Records
▼
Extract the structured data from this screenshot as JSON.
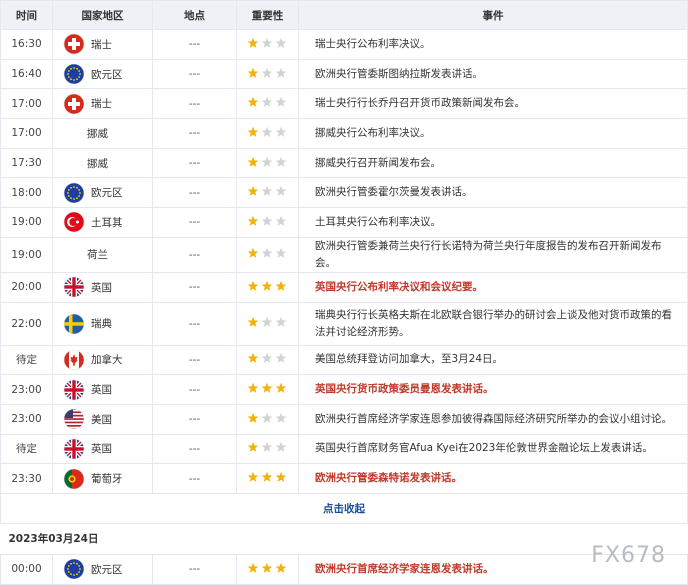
{
  "header": {
    "columns": [
      "时间",
      "国家地区",
      "地点",
      "重要性",
      "事件"
    ]
  },
  "table": {
    "rows": [
      [
        "16:30",
        "瑞士",
        "---",
        1,
        "瑞士央行公布利率决议。"
      ],
      [
        "16:40",
        "欧元区",
        "---",
        1,
        "欧洲央行管委斯图纳拉斯发表讲话。"
      ],
      [
        "17:00",
        "瑞士",
        "---",
        1,
        "瑞士央行行长乔丹召开货币政策新闻发布会。"
      ],
      [
        "17:00",
        "挪威",
        "---",
        1,
        "挪威央行公布利率决议。"
      ],
      [
        "17:30",
        "挪威",
        "---",
        1,
        "挪威央行召开新闻发布会。"
      ],
      [
        "18:00",
        "欧元区",
        "---",
        1,
        "欧洲央行管委霍尔茨曼发表讲话。"
      ],
      [
        "19:00",
        "土耳其",
        "---",
        1,
        "土耳其央行公布利率决议。"
      ],
      [
        "19:00",
        "荷兰",
        "---",
        1,
        "欧洲央行管委兼荷兰央行行长诺特为荷兰央行年度报告的发布召开新闻发布会。"
      ],
      [
        "20:00",
        "英国",
        "---",
        3,
        "英国央行公布利率决议和会议纪要。"
      ],
      [
        "22:00",
        "瑞典",
        "---",
        1,
        "瑞典央行行长英格夫斯在北欧联合银行举办的研讨会上谈及他对货币政策的看法并讨论经济形势。"
      ],
      [
        "待定",
        "加拿大",
        "---",
        1,
        "美国总统拜登访问加拿大，至3月24日。"
      ],
      [
        "23:00",
        "英国",
        "---",
        3,
        "英国央行货币政策委员曼恩发表讲话。"
      ],
      [
        "23:00",
        "美国",
        "---",
        1,
        "欧洲央行首席经济学家连恩参加彼得森国际经济研究所举办的会议小组讨论。"
      ],
      [
        "待定",
        "英国",
        "---",
        1,
        "英国央行首席财务官Afua Kyei在2023年伦敦世界金融论坛上发表讲话。"
      ],
      [
        "23:30",
        "葡萄牙",
        "---",
        3,
        "欧洲央行管委森特诺发表讲话。"
      ]
    ]
  },
  "collapse_link": "点击收起",
  "next_day": {
    "date": "2023年03月24日",
    "rows": [
      [
        "00:00",
        "欧元区",
        "---",
        3,
        "欧洲央行首席经济学家连恩发表讲话。"
      ]
    ]
  },
  "watermark": "FX678"
}
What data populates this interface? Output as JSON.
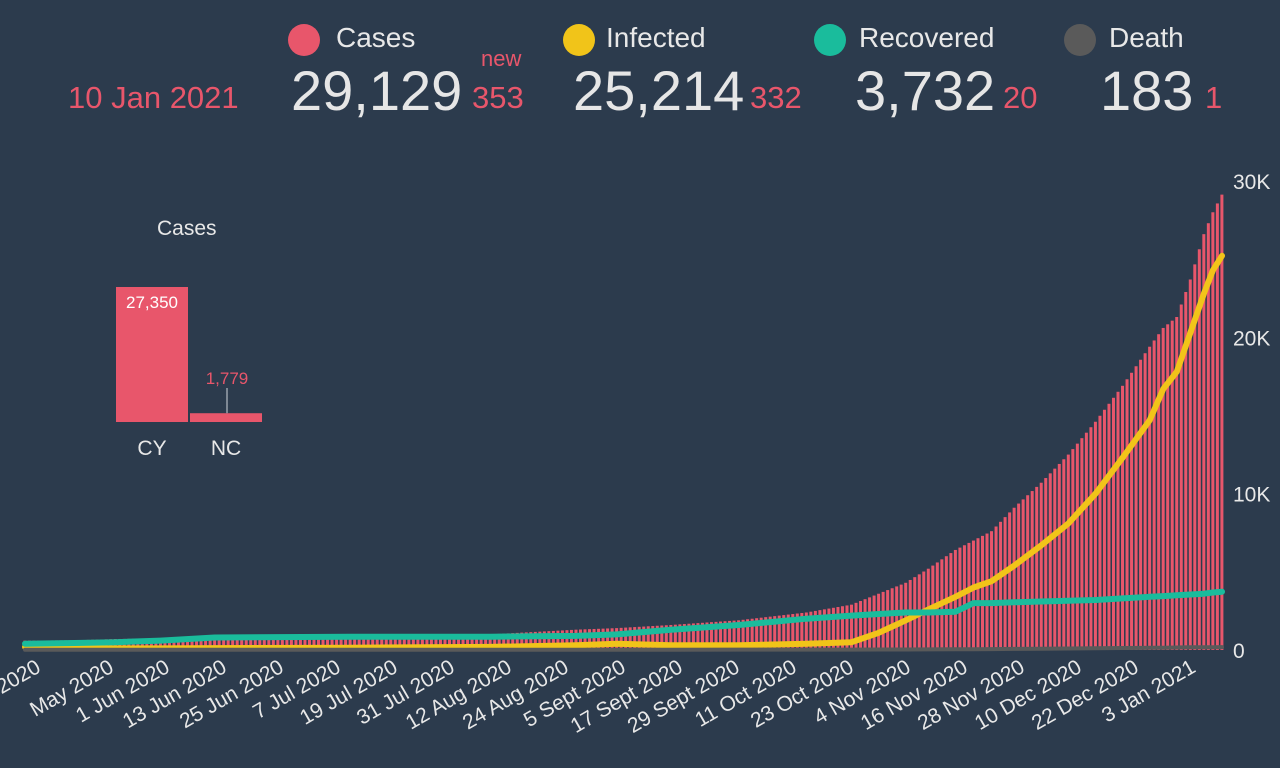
{
  "header": {
    "date": "10 Jan 2021",
    "stats": [
      {
        "label": "Cases",
        "color": "#e8566b",
        "value": "29,129",
        "delta": "353",
        "delta_note": "new"
      },
      {
        "label": "Infected",
        "color": "#f1c419",
        "value": "25,214",
        "delta": "332"
      },
      {
        "label": "Recovered",
        "color": "#1abc9c",
        "value": "3,732",
        "delta": "20"
      },
      {
        "label": "Death",
        "color": "#5a5a5a",
        "value": "183",
        "delta": "1"
      }
    ]
  },
  "mini_chart": {
    "title": "Cases"
  },
  "chart_data": [
    {
      "type": "line",
      "x_tick_labels": [
        "2020",
        "May 2020",
        "1 Jun 2020",
        "13 Jun 2020",
        "25 Jun 2020",
        "7 Jul 2020",
        "19 Jul 2020",
        "31 Jul 2020",
        "12 Aug 2020",
        "24 Aug 2020",
        "5 Sept 2020",
        "17 Sept 2020",
        "29 Sept 2020",
        "11 Oct 2020",
        "23 Oct 2020",
        "4 Nov 2020",
        "16 Nov 2020",
        "28 Nov 2020",
        "10 Dec 2020",
        "22 Dec 2020",
        "3 Jan 2021"
      ],
      "y_tick_labels": [
        "0",
        "10K",
        "20K",
        "30K"
      ],
      "ylim": [
        0,
        30000
      ],
      "x_dates": [
        "2020-04-20",
        "2020-05-01",
        "2020-05-10",
        "2020-05-20",
        "2020-06-01",
        "2020-07-01",
        "2020-08-01",
        "2020-08-20",
        "2020-08-29",
        "2020-09-10",
        "2020-09-25",
        "2020-10-10",
        "2020-10-20",
        "2020-10-26",
        "2020-11-01",
        "2020-11-06",
        "2020-11-12",
        "2020-11-16",
        "2020-11-20",
        "2020-11-25",
        "2020-12-01",
        "2020-12-07",
        "2020-12-13",
        "2020-12-19",
        "2020-12-25",
        "2020-12-28",
        "2020-12-31",
        "2021-01-03",
        "2021-01-06",
        "2021-01-08",
        "2021-01-10"
      ],
      "series": [
        {
          "name": "Cases",
          "color": "#e8566b",
          "style": "bars",
          "values": [
            600,
            620,
            700,
            750,
            870,
            950,
            1000,
            1300,
            1400,
            1600,
            1900,
            2400,
            2900,
            3600,
            4300,
            5200,
            6400,
            7000,
            7600,
            9100,
            10700,
            12500,
            14600,
            16900,
            19400,
            20600,
            21300,
            23700,
            26600,
            28000,
            29129
          ]
        },
        {
          "name": "Infected",
          "color": "#f1c419",
          "style": "line",
          "values": [
            200,
            150,
            100,
            100,
            120,
            150,
            200,
            300,
            400,
            300,
            300,
            400,
            500,
            1100,
            1900,
            2600,
            3400,
            4000,
            4400,
            5400,
            6700,
            8100,
            10000,
            12300,
            14700,
            16700,
            17800,
            20300,
            22800,
            24300,
            25214
          ]
        },
        {
          "name": "Recovered",
          "color": "#1abc9c",
          "style": "line",
          "values": [
            400,
            450,
            500,
            600,
            800,
            850,
            850,
            900,
            1000,
            1300,
            1600,
            2000,
            2200,
            2300,
            2400,
            2400,
            2450,
            3000,
            3000,
            3050,
            3100,
            3150,
            3200,
            3300,
            3400,
            3450,
            3500,
            3550,
            3600,
            3680,
            3732
          ]
        },
        {
          "name": "Death",
          "color": "#5a5a5a",
          "style": "line",
          "values": [
            10,
            15,
            17,
            19,
            19,
            19,
            19,
            20,
            21,
            22,
            23,
            24,
            26,
            29,
            33,
            38,
            46,
            52,
            58,
            68,
            80,
            95,
            110,
            125,
            140,
            150,
            160,
            170,
            178,
            181,
            183
          ]
        }
      ]
    },
    {
      "type": "bar",
      "title": "Cases",
      "categories": [
        "CY",
        "NC"
      ],
      "values": [
        27350,
        1779
      ],
      "value_labels": [
        "27,350",
        "1,779"
      ],
      "color": "#e8566b"
    }
  ]
}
▲
Exercise brief —
From the listing above, collect each line in which the string "Cases" appears.

Result —
        "label": "Cases",
    "title": "Cases"
          "name": "Cases",
      "title": "Cases",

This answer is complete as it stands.